Some records
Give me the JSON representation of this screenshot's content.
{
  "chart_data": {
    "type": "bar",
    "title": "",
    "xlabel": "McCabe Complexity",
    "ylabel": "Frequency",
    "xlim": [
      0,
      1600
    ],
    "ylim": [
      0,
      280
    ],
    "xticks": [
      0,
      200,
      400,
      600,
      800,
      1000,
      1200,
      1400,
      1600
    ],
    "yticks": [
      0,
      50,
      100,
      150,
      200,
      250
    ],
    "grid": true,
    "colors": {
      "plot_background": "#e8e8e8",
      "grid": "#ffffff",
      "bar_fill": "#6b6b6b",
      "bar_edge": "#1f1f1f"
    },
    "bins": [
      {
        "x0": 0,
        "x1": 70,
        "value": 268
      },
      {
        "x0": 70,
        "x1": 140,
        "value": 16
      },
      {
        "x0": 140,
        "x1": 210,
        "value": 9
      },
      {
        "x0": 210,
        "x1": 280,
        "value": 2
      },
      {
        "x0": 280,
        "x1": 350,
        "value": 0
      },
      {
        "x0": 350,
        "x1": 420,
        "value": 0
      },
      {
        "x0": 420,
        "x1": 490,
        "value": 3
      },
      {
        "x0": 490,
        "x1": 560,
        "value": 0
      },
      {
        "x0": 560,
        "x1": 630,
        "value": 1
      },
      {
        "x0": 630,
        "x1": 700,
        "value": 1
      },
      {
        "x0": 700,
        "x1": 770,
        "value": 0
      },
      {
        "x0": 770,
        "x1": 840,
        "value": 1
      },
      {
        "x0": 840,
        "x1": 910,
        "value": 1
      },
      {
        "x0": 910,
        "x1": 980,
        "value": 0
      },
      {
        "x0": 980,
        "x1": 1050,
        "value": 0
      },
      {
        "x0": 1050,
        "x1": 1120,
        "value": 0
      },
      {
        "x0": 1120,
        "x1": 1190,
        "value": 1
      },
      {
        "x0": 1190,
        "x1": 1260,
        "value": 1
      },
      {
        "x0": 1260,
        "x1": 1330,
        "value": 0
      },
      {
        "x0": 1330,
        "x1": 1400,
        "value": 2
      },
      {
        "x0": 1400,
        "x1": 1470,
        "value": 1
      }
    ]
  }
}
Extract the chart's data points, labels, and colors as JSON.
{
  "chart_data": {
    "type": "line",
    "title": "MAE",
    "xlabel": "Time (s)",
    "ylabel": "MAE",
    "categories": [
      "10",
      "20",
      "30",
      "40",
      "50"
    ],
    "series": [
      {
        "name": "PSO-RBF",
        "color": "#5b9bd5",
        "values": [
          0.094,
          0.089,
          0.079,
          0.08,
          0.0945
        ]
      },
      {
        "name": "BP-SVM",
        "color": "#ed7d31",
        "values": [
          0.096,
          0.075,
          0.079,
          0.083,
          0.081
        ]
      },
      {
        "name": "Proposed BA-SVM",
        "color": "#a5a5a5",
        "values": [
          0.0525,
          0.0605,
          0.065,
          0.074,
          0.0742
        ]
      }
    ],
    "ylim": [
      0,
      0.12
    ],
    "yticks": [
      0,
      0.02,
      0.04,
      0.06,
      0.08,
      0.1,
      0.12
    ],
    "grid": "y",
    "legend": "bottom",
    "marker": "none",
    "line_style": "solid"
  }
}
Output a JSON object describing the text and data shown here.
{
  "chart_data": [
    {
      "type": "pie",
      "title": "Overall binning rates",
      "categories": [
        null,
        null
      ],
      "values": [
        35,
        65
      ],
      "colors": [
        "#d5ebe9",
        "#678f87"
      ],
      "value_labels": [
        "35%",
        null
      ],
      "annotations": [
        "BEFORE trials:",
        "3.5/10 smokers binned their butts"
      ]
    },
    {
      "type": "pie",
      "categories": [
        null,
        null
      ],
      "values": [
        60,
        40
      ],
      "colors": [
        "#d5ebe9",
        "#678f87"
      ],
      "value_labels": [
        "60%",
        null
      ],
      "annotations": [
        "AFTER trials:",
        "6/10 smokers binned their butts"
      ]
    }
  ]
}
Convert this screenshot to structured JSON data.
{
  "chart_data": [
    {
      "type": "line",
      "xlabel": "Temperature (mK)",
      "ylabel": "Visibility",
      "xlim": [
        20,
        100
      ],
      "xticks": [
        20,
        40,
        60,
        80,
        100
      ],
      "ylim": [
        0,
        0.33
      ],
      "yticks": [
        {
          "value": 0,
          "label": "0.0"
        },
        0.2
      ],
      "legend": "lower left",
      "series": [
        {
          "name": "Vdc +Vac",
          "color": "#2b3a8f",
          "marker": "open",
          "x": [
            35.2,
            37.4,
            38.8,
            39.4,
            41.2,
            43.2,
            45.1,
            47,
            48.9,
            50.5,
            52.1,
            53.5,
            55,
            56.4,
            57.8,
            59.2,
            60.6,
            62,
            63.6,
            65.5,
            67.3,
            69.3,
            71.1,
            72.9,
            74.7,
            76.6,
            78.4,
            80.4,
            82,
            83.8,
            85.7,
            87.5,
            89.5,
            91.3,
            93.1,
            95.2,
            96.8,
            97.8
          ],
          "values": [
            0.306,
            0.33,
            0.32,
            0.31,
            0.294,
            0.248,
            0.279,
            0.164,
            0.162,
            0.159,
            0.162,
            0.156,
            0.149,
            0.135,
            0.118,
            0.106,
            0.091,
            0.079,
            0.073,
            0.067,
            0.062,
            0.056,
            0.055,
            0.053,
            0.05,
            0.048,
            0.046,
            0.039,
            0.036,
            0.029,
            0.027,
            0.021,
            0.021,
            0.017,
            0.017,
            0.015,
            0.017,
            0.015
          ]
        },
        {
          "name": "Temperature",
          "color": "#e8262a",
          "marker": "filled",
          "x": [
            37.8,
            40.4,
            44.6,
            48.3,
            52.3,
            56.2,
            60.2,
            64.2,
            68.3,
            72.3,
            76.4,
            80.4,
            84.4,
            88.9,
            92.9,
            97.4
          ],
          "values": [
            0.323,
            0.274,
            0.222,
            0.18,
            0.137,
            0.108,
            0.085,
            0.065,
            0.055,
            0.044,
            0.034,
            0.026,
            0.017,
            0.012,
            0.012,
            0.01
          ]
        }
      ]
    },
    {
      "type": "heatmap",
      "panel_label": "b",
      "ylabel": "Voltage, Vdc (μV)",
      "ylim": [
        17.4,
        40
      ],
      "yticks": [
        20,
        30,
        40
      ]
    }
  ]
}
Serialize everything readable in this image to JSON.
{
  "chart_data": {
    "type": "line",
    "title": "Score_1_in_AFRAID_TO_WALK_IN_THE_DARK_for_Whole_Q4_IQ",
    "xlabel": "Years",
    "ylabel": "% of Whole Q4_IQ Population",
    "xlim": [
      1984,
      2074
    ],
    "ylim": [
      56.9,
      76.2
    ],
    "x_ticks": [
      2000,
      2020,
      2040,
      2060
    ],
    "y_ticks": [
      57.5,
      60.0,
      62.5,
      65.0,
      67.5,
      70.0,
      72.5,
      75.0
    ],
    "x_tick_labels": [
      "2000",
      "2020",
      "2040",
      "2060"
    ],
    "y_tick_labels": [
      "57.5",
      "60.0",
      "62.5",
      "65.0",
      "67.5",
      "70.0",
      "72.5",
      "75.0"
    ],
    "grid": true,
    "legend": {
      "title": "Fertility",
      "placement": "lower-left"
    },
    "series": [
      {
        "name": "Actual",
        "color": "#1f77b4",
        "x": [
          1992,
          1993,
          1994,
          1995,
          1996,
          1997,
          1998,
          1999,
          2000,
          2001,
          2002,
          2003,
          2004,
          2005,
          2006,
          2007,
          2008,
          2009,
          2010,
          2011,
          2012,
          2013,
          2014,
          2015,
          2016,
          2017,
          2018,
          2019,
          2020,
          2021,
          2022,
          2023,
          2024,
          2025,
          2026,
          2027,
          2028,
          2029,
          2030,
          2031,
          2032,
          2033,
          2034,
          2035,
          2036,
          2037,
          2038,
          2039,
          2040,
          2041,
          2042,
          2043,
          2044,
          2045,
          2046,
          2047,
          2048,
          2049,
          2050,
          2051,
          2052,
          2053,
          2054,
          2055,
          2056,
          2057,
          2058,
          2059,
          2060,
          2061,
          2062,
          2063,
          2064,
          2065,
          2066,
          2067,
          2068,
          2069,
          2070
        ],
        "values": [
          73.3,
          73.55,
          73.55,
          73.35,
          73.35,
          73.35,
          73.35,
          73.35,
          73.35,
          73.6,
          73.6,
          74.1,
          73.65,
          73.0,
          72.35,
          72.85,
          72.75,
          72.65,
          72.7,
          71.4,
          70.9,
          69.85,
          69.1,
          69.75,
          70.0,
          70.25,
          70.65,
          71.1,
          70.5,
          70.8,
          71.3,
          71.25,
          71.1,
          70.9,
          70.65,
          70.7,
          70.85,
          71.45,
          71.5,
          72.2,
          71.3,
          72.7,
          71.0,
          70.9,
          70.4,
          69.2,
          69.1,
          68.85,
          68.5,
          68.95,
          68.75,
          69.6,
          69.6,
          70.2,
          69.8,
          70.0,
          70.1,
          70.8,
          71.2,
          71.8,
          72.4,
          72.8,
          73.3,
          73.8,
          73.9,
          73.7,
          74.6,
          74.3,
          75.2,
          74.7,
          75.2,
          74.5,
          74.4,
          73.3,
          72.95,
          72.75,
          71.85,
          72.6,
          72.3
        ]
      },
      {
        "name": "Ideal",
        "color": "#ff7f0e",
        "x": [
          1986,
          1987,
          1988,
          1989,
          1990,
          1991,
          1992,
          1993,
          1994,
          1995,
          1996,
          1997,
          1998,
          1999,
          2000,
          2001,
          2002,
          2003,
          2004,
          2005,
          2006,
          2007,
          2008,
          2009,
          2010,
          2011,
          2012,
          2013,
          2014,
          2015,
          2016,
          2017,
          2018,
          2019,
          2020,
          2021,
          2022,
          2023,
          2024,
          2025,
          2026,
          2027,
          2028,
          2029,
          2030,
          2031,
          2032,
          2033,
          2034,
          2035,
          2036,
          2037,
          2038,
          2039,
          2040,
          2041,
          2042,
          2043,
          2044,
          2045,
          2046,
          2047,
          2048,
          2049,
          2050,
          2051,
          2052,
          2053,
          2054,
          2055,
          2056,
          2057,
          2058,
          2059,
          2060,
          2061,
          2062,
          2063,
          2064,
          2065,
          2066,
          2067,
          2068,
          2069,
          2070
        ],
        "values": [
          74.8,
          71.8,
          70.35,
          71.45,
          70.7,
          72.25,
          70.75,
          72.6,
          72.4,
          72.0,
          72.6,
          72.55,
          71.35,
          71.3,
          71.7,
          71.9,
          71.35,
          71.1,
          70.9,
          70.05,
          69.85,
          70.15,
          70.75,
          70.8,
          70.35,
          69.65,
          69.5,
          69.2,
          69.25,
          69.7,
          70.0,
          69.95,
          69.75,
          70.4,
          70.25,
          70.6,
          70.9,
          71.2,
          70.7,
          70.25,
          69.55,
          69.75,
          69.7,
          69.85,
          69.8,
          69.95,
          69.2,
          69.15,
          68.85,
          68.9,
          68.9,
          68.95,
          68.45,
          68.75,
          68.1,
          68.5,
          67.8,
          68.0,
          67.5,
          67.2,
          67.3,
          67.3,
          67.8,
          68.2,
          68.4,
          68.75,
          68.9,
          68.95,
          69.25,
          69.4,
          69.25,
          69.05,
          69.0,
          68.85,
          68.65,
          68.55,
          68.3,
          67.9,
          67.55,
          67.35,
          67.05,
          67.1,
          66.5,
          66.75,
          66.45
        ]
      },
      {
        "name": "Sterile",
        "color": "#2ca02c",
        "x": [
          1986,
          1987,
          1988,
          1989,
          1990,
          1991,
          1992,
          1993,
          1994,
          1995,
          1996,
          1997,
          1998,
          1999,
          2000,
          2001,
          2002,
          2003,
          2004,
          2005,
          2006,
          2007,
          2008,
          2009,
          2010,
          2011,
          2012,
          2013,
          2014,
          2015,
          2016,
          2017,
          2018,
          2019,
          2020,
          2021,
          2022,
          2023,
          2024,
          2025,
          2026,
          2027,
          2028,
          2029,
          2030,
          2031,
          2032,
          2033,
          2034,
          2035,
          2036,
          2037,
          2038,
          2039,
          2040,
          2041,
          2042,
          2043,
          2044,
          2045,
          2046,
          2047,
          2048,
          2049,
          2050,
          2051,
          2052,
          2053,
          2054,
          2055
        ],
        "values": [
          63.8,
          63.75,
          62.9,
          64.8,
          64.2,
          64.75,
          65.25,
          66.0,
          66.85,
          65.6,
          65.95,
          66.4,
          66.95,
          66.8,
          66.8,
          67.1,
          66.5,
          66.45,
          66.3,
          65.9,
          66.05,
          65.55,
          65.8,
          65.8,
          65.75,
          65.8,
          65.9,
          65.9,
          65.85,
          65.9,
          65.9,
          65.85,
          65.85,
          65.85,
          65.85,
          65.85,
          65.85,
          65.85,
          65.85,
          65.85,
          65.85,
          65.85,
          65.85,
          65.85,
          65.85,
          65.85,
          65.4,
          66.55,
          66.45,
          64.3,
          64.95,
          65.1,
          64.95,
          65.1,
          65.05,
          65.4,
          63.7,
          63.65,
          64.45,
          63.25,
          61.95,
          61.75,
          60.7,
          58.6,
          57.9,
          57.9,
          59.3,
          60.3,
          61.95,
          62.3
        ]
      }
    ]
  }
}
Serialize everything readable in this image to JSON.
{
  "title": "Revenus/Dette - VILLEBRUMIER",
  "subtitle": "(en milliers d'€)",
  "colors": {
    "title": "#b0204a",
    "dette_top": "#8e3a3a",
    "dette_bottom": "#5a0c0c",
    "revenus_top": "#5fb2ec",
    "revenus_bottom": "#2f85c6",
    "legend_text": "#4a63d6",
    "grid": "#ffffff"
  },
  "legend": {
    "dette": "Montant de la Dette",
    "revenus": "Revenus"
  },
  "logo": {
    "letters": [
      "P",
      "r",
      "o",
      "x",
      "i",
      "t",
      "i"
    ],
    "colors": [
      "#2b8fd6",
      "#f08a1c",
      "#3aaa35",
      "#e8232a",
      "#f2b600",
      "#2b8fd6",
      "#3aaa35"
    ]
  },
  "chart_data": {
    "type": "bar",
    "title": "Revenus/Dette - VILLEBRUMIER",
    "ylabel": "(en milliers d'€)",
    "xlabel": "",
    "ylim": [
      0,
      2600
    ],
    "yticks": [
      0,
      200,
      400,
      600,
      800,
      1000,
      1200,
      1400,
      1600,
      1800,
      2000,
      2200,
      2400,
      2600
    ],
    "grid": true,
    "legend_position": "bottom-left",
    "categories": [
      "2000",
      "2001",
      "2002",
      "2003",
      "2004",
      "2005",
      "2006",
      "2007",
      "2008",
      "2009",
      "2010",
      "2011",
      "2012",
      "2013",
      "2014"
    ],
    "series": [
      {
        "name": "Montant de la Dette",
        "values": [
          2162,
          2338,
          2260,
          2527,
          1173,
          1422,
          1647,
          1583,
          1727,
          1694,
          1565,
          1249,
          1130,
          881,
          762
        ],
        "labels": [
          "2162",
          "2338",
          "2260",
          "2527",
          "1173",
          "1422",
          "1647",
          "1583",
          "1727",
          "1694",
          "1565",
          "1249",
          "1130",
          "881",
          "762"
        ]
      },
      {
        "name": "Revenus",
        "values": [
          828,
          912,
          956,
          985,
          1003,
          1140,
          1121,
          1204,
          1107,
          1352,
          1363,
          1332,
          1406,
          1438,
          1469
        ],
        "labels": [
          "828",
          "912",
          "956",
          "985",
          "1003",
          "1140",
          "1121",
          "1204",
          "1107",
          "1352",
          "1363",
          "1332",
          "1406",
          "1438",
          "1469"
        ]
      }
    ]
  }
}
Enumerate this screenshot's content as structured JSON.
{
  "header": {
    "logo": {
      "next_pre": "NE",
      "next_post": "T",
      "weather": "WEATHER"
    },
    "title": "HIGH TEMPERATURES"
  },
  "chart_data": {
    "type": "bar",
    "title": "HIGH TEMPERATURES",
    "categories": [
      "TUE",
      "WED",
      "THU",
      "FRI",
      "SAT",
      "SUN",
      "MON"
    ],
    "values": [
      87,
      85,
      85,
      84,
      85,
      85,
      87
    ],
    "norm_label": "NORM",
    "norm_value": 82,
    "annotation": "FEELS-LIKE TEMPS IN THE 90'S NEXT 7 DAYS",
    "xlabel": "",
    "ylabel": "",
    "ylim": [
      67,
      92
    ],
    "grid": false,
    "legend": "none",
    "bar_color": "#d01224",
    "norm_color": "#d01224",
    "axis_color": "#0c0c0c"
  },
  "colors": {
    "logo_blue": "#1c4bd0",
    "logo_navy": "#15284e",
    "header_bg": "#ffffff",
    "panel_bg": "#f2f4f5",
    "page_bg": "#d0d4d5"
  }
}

[Problem to solve]:
Pick out each line above that includes "structured" and show it.

[Task answer]:
Convert this screenshot to structured JSON data.
Enumerate this screenshot's content as structured JSON.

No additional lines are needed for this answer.